_EXERCISE BRIEF_.
Locate every line below that contains the word "perflubron" and copy it.
— START OF STORED ROWS —
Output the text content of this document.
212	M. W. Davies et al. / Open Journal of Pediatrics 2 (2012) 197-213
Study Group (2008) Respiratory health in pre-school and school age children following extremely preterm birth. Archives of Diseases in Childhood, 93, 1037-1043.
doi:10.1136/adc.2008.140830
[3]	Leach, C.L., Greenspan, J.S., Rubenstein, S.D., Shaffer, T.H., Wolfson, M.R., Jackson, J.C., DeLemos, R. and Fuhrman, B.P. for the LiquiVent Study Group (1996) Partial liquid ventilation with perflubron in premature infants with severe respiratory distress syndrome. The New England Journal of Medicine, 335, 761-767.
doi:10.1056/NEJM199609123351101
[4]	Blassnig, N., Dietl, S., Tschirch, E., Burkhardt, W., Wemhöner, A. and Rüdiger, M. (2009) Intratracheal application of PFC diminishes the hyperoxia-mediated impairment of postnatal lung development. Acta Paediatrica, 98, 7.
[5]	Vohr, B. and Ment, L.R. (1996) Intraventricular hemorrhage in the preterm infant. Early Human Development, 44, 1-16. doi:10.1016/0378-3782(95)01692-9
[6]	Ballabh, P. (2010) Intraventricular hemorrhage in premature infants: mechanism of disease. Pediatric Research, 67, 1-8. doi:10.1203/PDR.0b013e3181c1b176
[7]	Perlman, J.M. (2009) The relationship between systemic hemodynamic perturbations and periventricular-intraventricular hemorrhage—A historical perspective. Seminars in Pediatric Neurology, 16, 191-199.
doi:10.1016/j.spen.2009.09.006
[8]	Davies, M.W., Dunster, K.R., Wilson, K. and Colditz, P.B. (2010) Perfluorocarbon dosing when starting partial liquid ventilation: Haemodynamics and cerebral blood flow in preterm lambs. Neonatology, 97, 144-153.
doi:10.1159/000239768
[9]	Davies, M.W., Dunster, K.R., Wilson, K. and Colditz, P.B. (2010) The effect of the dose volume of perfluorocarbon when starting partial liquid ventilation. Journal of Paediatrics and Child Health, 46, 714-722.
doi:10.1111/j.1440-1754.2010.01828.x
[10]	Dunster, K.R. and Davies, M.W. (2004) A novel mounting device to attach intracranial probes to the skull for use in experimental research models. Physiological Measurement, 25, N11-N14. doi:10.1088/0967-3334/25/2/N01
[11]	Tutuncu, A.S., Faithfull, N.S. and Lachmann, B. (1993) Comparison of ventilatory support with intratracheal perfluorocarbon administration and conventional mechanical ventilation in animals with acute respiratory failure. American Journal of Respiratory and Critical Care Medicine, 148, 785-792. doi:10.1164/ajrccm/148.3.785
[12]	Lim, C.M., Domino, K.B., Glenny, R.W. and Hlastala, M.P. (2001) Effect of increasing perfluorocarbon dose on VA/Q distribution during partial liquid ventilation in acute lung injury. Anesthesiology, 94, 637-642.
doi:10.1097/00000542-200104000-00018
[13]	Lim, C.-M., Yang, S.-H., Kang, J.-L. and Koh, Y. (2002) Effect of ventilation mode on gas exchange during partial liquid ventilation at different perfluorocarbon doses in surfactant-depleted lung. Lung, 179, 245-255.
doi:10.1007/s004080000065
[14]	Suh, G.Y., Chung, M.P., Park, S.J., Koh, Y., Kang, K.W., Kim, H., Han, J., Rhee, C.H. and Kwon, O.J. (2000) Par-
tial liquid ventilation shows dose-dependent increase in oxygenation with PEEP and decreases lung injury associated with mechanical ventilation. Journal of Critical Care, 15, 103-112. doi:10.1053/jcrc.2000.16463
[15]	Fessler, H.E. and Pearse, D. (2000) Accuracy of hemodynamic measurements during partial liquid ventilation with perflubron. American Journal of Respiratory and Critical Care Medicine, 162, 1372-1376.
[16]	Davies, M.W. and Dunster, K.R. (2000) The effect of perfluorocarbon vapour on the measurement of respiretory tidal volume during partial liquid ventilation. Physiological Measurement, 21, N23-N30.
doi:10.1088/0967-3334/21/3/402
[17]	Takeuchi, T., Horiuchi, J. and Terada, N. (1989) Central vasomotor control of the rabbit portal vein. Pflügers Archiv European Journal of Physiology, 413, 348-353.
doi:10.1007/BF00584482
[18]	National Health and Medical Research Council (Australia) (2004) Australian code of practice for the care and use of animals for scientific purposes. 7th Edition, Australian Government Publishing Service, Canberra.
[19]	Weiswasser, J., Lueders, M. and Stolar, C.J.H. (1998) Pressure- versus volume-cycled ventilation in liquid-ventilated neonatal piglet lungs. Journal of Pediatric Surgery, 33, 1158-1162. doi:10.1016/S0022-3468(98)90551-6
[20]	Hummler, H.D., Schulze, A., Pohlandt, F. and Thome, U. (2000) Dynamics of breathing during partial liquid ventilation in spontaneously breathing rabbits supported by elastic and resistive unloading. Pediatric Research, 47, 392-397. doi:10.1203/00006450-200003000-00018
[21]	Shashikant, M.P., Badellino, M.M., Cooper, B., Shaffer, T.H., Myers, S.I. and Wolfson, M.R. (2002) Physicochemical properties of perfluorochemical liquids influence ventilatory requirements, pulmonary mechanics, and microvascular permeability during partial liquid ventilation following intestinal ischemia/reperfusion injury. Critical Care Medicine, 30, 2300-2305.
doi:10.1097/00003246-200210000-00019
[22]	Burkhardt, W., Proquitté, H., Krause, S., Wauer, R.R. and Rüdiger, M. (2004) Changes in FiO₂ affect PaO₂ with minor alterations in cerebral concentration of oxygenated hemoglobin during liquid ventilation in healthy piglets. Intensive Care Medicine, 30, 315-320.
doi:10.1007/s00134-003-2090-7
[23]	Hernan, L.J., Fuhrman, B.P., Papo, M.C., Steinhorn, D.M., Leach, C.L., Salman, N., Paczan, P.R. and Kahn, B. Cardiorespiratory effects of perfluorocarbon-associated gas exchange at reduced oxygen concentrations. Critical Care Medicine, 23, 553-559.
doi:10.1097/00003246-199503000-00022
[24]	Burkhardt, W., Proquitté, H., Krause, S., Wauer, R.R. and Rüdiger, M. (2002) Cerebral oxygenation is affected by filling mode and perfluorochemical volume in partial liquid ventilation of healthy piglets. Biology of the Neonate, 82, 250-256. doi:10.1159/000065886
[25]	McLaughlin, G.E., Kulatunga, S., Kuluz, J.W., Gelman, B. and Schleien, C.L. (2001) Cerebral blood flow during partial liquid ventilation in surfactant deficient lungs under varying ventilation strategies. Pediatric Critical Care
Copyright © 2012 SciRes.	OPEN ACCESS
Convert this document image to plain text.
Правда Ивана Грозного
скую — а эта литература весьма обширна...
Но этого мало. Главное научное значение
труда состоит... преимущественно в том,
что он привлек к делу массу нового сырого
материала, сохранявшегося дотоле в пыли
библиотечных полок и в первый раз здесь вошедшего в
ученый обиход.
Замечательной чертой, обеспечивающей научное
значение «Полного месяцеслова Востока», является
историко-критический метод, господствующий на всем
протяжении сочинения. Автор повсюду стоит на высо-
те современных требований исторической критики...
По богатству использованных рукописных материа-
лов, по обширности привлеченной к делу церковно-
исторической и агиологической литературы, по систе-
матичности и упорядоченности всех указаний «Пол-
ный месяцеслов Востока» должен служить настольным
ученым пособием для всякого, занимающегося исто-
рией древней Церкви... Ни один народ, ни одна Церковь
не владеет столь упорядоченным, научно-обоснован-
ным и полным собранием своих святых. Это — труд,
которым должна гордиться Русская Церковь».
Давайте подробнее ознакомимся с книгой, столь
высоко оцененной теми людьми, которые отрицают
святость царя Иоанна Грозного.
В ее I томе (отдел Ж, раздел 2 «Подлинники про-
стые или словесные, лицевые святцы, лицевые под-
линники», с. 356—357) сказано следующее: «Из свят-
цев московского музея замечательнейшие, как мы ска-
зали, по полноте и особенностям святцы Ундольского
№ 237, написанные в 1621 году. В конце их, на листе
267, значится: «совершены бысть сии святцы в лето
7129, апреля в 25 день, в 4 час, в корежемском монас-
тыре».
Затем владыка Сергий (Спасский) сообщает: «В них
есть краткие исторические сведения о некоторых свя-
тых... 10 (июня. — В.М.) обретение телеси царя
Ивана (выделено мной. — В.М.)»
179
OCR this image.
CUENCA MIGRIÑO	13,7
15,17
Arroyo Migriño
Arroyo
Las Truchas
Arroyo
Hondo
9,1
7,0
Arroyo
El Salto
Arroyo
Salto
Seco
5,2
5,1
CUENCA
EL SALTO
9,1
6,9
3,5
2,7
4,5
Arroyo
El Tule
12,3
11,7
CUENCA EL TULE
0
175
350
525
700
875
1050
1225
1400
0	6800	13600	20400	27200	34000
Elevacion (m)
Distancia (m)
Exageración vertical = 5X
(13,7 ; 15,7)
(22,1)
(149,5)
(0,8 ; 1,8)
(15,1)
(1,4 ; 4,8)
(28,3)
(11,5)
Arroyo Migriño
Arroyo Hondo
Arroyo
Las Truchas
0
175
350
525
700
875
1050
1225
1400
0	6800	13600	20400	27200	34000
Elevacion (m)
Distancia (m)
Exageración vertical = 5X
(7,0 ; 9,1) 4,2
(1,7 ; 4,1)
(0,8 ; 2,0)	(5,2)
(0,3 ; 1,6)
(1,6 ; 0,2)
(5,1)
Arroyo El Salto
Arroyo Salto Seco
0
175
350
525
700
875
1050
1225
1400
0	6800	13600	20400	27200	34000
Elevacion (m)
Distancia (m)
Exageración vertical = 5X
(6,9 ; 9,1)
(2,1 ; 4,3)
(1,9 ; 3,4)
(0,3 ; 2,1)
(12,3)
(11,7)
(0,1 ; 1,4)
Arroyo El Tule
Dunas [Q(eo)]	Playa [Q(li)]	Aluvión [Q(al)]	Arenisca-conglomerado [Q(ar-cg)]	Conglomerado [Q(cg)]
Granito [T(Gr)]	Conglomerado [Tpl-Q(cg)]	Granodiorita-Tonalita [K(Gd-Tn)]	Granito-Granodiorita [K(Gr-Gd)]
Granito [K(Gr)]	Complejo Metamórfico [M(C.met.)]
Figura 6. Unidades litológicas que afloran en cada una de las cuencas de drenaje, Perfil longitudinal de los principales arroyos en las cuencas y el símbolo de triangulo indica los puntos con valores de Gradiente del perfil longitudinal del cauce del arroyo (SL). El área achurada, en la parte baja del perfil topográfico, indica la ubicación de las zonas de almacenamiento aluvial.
— END OF STORED ROWS —
_ANSWER TO THE EXERCISE_.
[3]	Leach, C.L., Greenspan, J.S., Rubenstein, S.D., Shaffer, T.H., Wolfson, M.R., Jackson, J.C., DeLemos, R. and Fuhrman, B.P. for the LiquiVent Study Group (1996) Partial liquid ventilation with perflubron in premature infants with severe respiratory distress syndrome. The New England Journal of Medicine, 335, 761-767.
[15]	Fessler, H.E. and Pearse, D. (2000) Accuracy of hemodynamic measurements during partial liquid ventilation with perflubron. American Journal of Respiratory and Critical Care Medicine, 162, 1372-1376.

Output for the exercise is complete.